→ **INPUT**:
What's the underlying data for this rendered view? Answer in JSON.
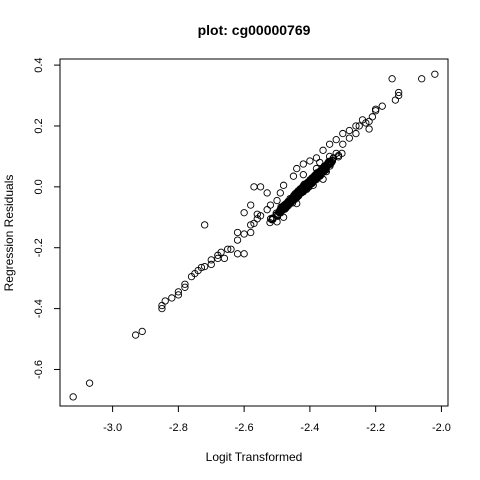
{
  "chart_data": {
    "type": "scatter",
    "title": "plot: cg00000769",
    "xlabel": "Logit Transformed",
    "ylabel": "Regression Residuals",
    "xlim": [
      -3.16,
      -1.98
    ],
    "ylim": [
      -0.72,
      0.42
    ],
    "x_ticks": [
      -3.0,
      -2.8,
      -2.6,
      -2.4,
      -2.2,
      -2.0
    ],
    "x_tick_labels": [
      "-3.0",
      "-2.8",
      "-2.6",
      "-2.4",
      "-2.2",
      "-2.0"
    ],
    "y_ticks": [
      -0.6,
      -0.4,
      -0.2,
      0.0,
      0.2,
      0.4
    ],
    "y_tick_labels": [
      "-0.6",
      "-0.4",
      "-0.2",
      "0.0",
      "0.2",
      "0.4"
    ],
    "grid": false,
    "marker": "open-circle",
    "trend": {
      "intercept": 2.51,
      "slope": 1.04
    },
    "points": [
      [
        -3.12,
        -0.69
      ],
      [
        -3.07,
        -0.645
      ],
      [
        -2.93,
        -0.487
      ],
      [
        -2.91,
        -0.475
      ],
      [
        -2.85,
        -0.4
      ],
      [
        -2.85,
        -0.39
      ],
      [
        -2.84,
        -0.375
      ],
      [
        -2.82,
        -0.365
      ],
      [
        -2.8,
        -0.355
      ],
      [
        -2.8,
        -0.345
      ],
      [
        -2.78,
        -0.33
      ],
      [
        -2.78,
        -0.32
      ],
      [
        -2.76,
        -0.295
      ],
      [
        -2.75,
        -0.285
      ],
      [
        -2.74,
        -0.275
      ],
      [
        -2.73,
        -0.265
      ],
      [
        -2.72,
        -0.262
      ],
      [
        -2.7,
        -0.255
      ],
      [
        -2.68,
        -0.225
      ],
      [
        -2.67,
        -0.215
      ],
      [
        -2.66,
        -0.235
      ],
      [
        -2.64,
        -0.205
      ],
      [
        -2.62,
        -0.175
      ],
      [
        -2.6,
        -0.155
      ],
      [
        -2.58,
        -0.125
      ],
      [
        -2.56,
        -0.09
      ],
      [
        -2.55,
        -0.095
      ],
      [
        -2.53,
        -0.075
      ],
      [
        -2.52,
        -0.06
      ],
      [
        -2.5,
        -0.045
      ],
      [
        -2.49,
        -0.02
      ],
      [
        -2.48,
        0.005
      ],
      [
        -2.45,
        0.035
      ],
      [
        -2.44,
        0.06
      ],
      [
        -2.42,
        0.075
      ],
      [
        -2.4,
        0.085
      ],
      [
        -2.38,
        0.095
      ],
      [
        -2.36,
        0.12
      ],
      [
        -2.34,
        0.14
      ],
      [
        -2.32,
        0.155
      ],
      [
        -2.3,
        0.175
      ],
      [
        -2.28,
        0.185
      ],
      [
        -2.26,
        0.2
      ],
      [
        -2.24,
        0.22
      ],
      [
        -2.2,
        0.255
      ],
      [
        -2.18,
        0.265
      ],
      [
        -2.15,
        0.355
      ],
      [
        -2.13,
        0.31
      ],
      [
        -2.13,
        0.3
      ],
      [
        -2.14,
        0.285
      ],
      [
        -2.06,
        0.355
      ],
      [
        -2.02,
        0.37
      ],
      [
        -2.5,
        -0.115
      ],
      [
        -2.48,
        -0.1
      ],
      [
        -2.4,
        0.02
      ],
      [
        -2.39,
        0.005
      ],
      [
        -2.57,
        0.0
      ],
      [
        -2.53,
        -0.02
      ],
      [
        -2.55,
        0.0
      ],
      [
        -2.58,
        -0.06
      ],
      [
        -2.44,
        -0.055
      ],
      [
        -2.35,
        0.05
      ],
      [
        -2.36,
        0.025
      ],
      [
        -2.37,
        0.08
      ],
      [
        -2.32,
        0.11
      ],
      [
        -2.62,
        -0.22
      ],
      [
        -2.6,
        -0.22
      ],
      [
        -2.57,
        -0.12
      ],
      [
        -2.72,
        -0.125
      ],
      [
        -2.6,
        -0.085
      ],
      [
        -2.58,
        -0.15
      ],
      [
        -2.65,
        -0.205
      ],
      [
        -2.68,
        -0.235
      ],
      [
        -2.7,
        -0.24
      ],
      [
        -2.56,
        -0.105
      ],
      [
        -2.62,
        -0.15
      ],
      [
        -2.38,
        0.06
      ],
      [
        -2.42,
        0.04
      ],
      [
        -2.34,
        0.1
      ],
      [
        -2.3,
        0.14
      ],
      [
        -2.28,
        0.16
      ],
      [
        -2.26,
        0.175
      ],
      [
        -2.25,
        0.2
      ],
      [
        -2.23,
        0.21
      ],
      [
        -2.22,
        0.215
      ],
      [
        -2.21,
        0.23
      ],
      [
        -2.2,
        0.25
      ],
      [
        -2.22,
        0.19
      ]
    ]
  }
}
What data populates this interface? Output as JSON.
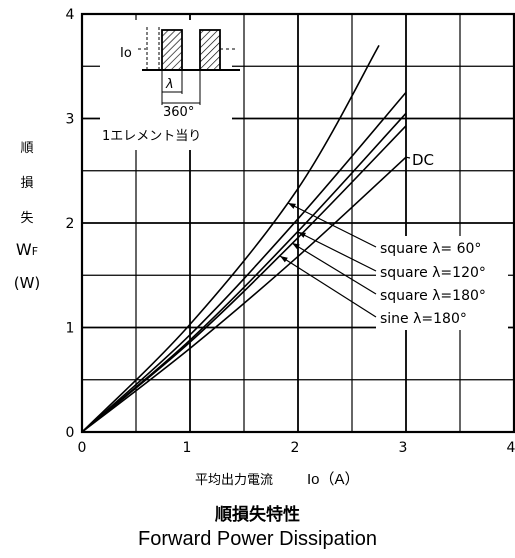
{
  "chart_data": {
    "type": "line",
    "title": "順損失特性",
    "subtitle": "Forward Power Dissipation",
    "xlabel": "平均出力電流",
    "xlabel_symbol": "Io（A）",
    "ylabel_chars": [
      "順",
      "損",
      "失"
    ],
    "ylabel_symbol": "WF",
    "ylabel_unit": "(W)",
    "xlim": [
      0,
      4
    ],
    "ylim": [
      0,
      4
    ],
    "x_ticks": [
      "0",
      "1",
      "2",
      "3",
      "4"
    ],
    "y_ticks": [
      "0",
      "1",
      "2",
      "3",
      "4"
    ],
    "grid": true,
    "series": [
      {
        "name": "square λ= 60°",
        "x": [
          0,
          1,
          2,
          2.75
        ],
        "y": [
          0,
          1.03,
          2.33,
          3.7
        ]
      },
      {
        "name": "square λ=120°",
        "x": [
          0,
          1,
          2,
          3
        ],
        "y": [
          0,
          0.93,
          2.04,
          3.25
        ]
      },
      {
        "name": "square λ=180°",
        "x": [
          0,
          1,
          2,
          3
        ],
        "y": [
          0,
          0.88,
          1.92,
          3.05
        ]
      },
      {
        "name": "sine λ=180°",
        "x": [
          0,
          1,
          2,
          3
        ],
        "y": [
          0,
          0.86,
          1.86,
          2.93
        ]
      },
      {
        "name": "DC",
        "x": [
          0,
          1,
          2,
          3
        ],
        "y": [
          0,
          0.8,
          1.68,
          2.63
        ]
      }
    ],
    "inset": {
      "label_io": "Io",
      "label_lambda": "λ",
      "label_period": "360°",
      "caption": "1エレメント当り"
    }
  }
}
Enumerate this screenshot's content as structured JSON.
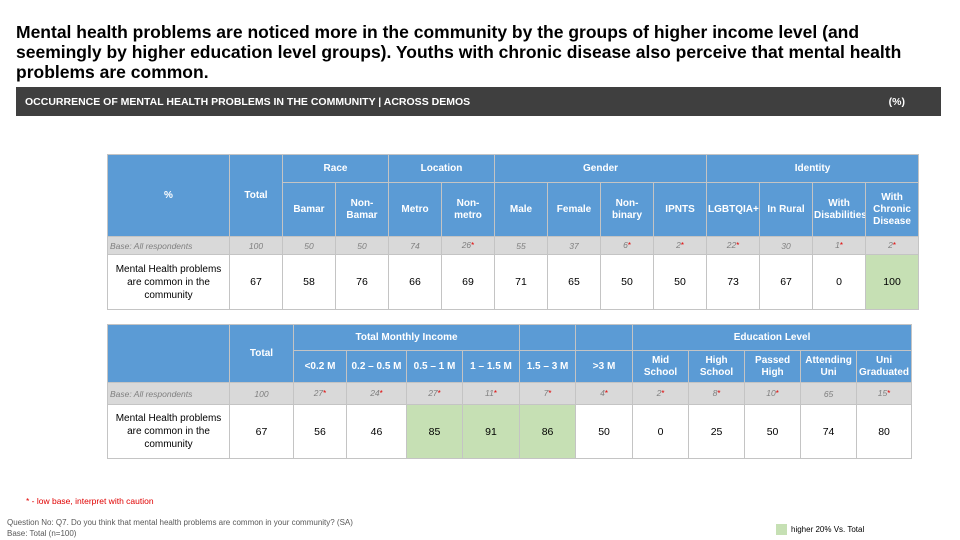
{
  "headline": "Mental health problems are noticed more in the community by the groups of higher income level (and seemingly by higher education level groups). Youths with chronic disease also perceive that mental health problems are common.",
  "band": {
    "title": "OCCURRENCE OF MENTAL HEALTH PROBLEMS IN THE COMMUNITY | ACROSS DEMOS",
    "unit": "(%)"
  },
  "table1": {
    "corner": "%",
    "total": "Total",
    "groups": {
      "race": "Race",
      "location": "Location",
      "gender": "Gender",
      "identity": "Identity"
    },
    "columns": [
      "Bamar",
      "Non-Bamar",
      "Metro",
      "Non-metro",
      "Male",
      "Female",
      "Non-binary",
      "IPNTS",
      "LGBTQIA+",
      "In Rural",
      "With Disabilities",
      "With Chronic Disease"
    ],
    "base_label": "Base: All respondents",
    "base_total": "100",
    "base": [
      "50",
      "50",
      "74",
      "26",
      "55",
      "37",
      "6",
      "2",
      "22",
      "30",
      "1",
      "2"
    ],
    "low_base": [
      false,
      false,
      false,
      true,
      false,
      false,
      true,
      true,
      true,
      false,
      true,
      true
    ],
    "row_label": "Mental Health problems are common in the community",
    "value_total": "67",
    "values": [
      "58",
      "76",
      "66",
      "69",
      "71",
      "65",
      "50",
      "50",
      "73",
      "67",
      "0",
      "100"
    ],
    "highlight": [
      false,
      false,
      false,
      false,
      false,
      false,
      false,
      false,
      false,
      false,
      false,
      true
    ]
  },
  "table2": {
    "total": "Total",
    "groups": {
      "income": "Total Monthly Income",
      "education": "Education Level"
    },
    "columns": [
      "<0.2 M",
      "0.2 – 0.5 M",
      "0.5 – 1 M",
      "1 – 1.5 M",
      "1.5 – 3 M",
      ">3 M",
      "Mid School",
      "High School",
      "Passed High",
      "Attending Uni",
      "Uni Graduated"
    ],
    "base_label": "Base: All respondents",
    "base_total": "100",
    "base": [
      "27",
      "24",
      "27",
      "11",
      "7",
      "4",
      "2",
      "8",
      "10",
      "65",
      "15"
    ],
    "low_base": [
      true,
      true,
      true,
      true,
      true,
      true,
      true,
      true,
      true,
      false,
      true
    ],
    "row_label": "Mental Health problems are common in the community",
    "value_total": "67",
    "values": [
      "56",
      "46",
      "85",
      "91",
      "86",
      "50",
      "0",
      "25",
      "50",
      "74",
      "80"
    ],
    "highlight": [
      false,
      false,
      true,
      true,
      true,
      false,
      false,
      false,
      false,
      false,
      false
    ]
  },
  "low_base_mark": "*",
  "footnotes": {
    "low_base": "* - low base, interpret with caution",
    "question": "Question No: Q7. Do you think that mental health problems are common in your community? (SA)",
    "base": "Base: Total (n=100)"
  },
  "legend": {
    "label": "higher 20% Vs. Total",
    "color": "#c6e0b4"
  },
  "colors": {
    "header": "#5b9bd5",
    "band": "#3f3f3f",
    "base_row": "#d9d9d9",
    "highlight": "#c6e0b4",
    "low_base_mark": "#e00000"
  }
}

→ **EXERCISE DIRECTIONS**: Copy down every line of the material above that includes the string "higher".

→ **SOLUTION TO THIS EXERCISE**:
  "headline": "Mental health problems are noticed more in the community by the groups of higher income level (and seemingly by higher education level groups). Youths with chronic disease also perceive that mental health problems are common.",
    "label": "higher 20% Vs. Total",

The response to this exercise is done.